*Records to use:*
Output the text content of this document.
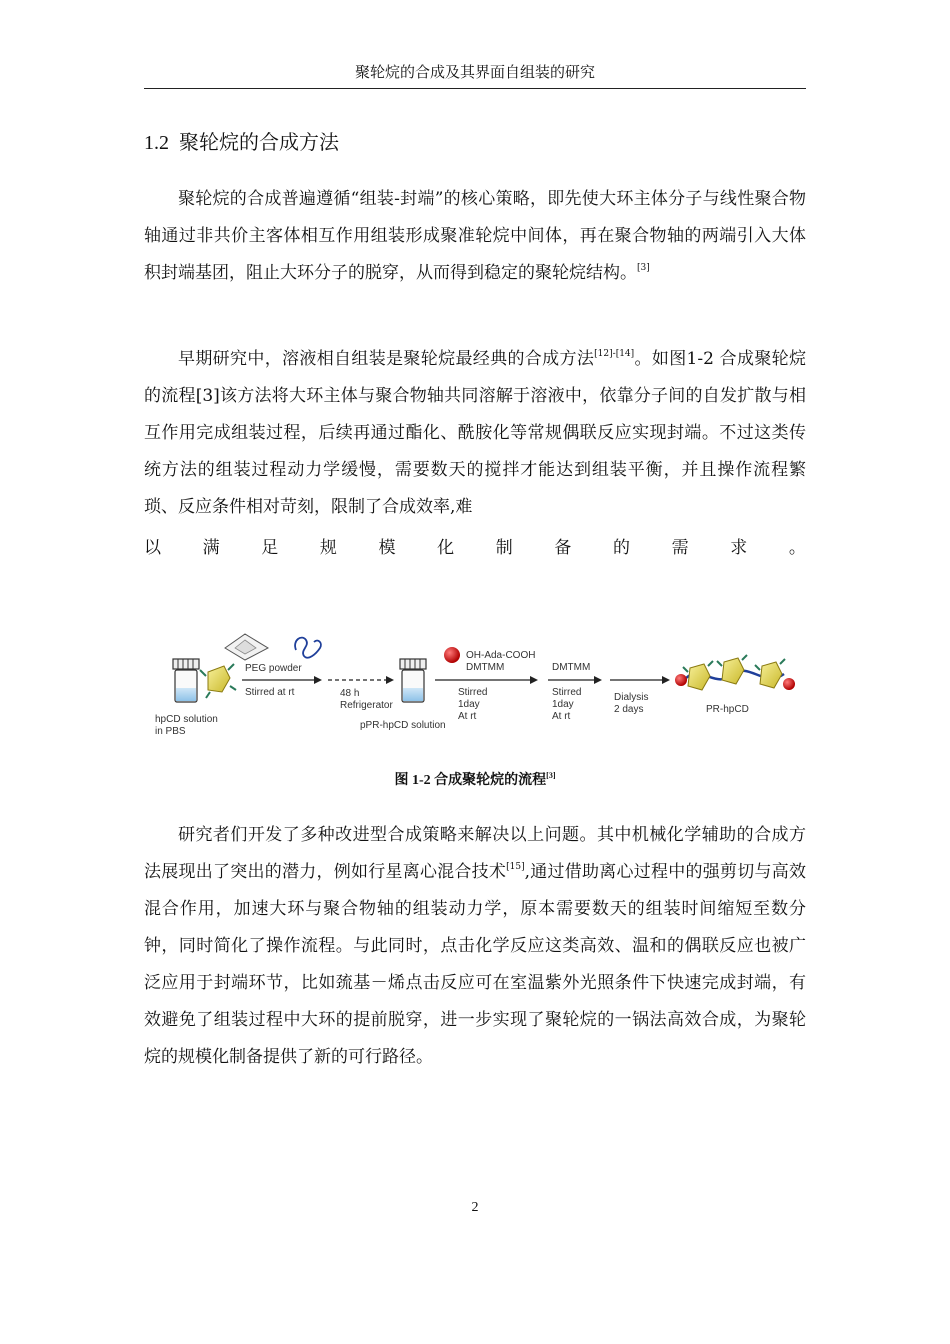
聚轮烷的合成及其界面自组装的研究
1.2 聚轮烷的合成方法

聚轮烷的合成普遍遵循“组装-封端”的核心策略，即先使大环主体分子与线性聚合物轴通过非共价主客体相互作用组装形成聚准轮烷中间体，再在聚合物轴的两端引入大体积封端基团，阻止大环分子的脱穿，从而得到稳定的聚轮烷结构。[3]

早期研究中，溶液相自组装是聚轮烷最经典的合成方法[12]-[14]。如图1-2 合成聚轮烷的流程[3]该方法将大环主体与聚合物轴共同溶解于溶液中，依靠分子间的自发扩散与相互作用完成组装过程，后续再通过酯化、酰胺化等常规偶联反应实现封端。不过这类传统方法的组装过程动力学缓慢，需要数天的搅拌才能达到组装平衡，并且操作流程繁琐、反应条件相对苛刻，限制了合成效率,难

以 满 足 规 模 化 制 备 的 需 求 。
hpCD solution
in PBS
PEG powder
Stirred at rt	48 h
Refrigerator
pPR-hpCD solution
OH-Ada-COOH
DMTMM
Stirred
1day
At rt
DMTMM
Stirred
1day
At rt
Dialysis
2 days	PR-hpCD
图 1-2 合成聚轮烷的流程[3]

研究者们开发了多种改进型合成策略来解决以上问题。其中机械化学辅助的合成方法展现出了突出的潜力，例如行星离心混合技术[15],通过借助离心过程中的强剪切与高效混合作用，加速大环与聚合物轴的组装动力学，原本需要数天的组装时间缩短至数分钟，同时简化了操作流程。与此同时，点击化学反应这类高效、温和的偶联反应也被广泛应用于封端环节，比如巯基－烯点击反应可在室温紫外光照条件下快速完成封端，有效避免了组装过程中大环的提前脱穿，进一步实现了聚轮烷的一锅法高效合成，为聚轮烷的规模化制备提供了新的可行路径。

2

*What needs to be done:* Omit every picture while copying the listing above exactly.

*Solution to this exercise:*
Output the text content of this document.
聚轮烷的合成及其界面自组装的研究
1.2 聚轮烷的合成方法

聚轮烷的合成普遍遵循“组装-封端”的核心策略，即先使大环主体分子与线性聚合物轴通过非共价主客体相互作用组装形成聚准轮烷中间体，再在聚合物轴的两端引入大体积封端基团，阻止大环分子的脱穿，从而得到稳定的聚轮烷结构。[3]

早期研究中，溶液相自组装是聚轮烷最经典的合成方法[12]-[14]。如图1-2 合成聚轮烷的流程[3]该方法将大环主体与聚合物轴共同溶解于溶液中，依靠分子间的自发扩散与相互作用完成组装过程，后续再通过酯化、酰胺化等常规偶联反应实现封端。不过这类传统方法的组装过程动力学缓慢，需要数天的搅拌才能达到组装平衡，并且操作流程繁琐、反应条件相对苛刻，限制了合成效率,难

以 满 足 规 模 化 制 备 的 需 求 。
hpCD solution
in PBS
PEG powder
Stirred at rt	48 h
Refrigerator
pPR-hpCD solution
OH-Ada-COOH
DMTMM
Stirred
1day
At rt
DMTMM
Stirred
1day
At rt
Dialysis
2 days	PR-hpCD
图 1-2 合成聚轮烷的流程[3]

研究者们开发了多种改进型合成策略来解决以上问题。其中机械化学辅助的合成方法展现出了突出的潜力，例如行星离心混合技术[15],通过借助离心过程中的强剪切与高效混合作用，加速大环与聚合物轴的组装动力学，原本需要数天的组装时间缩短至数分钟，同时简化了操作流程。与此同时，点击化学反应这类高效、温和的偶联反应也被广泛应用于封端环节，比如巯基－烯点击反应可在室温紫外光照条件下快速完成封端，有效避免了组装过程中大环的提前脱穿，进一步实现了聚轮烷的一锅法高效合成，为聚轮烷的规模化制备提供了新的可行路径。

2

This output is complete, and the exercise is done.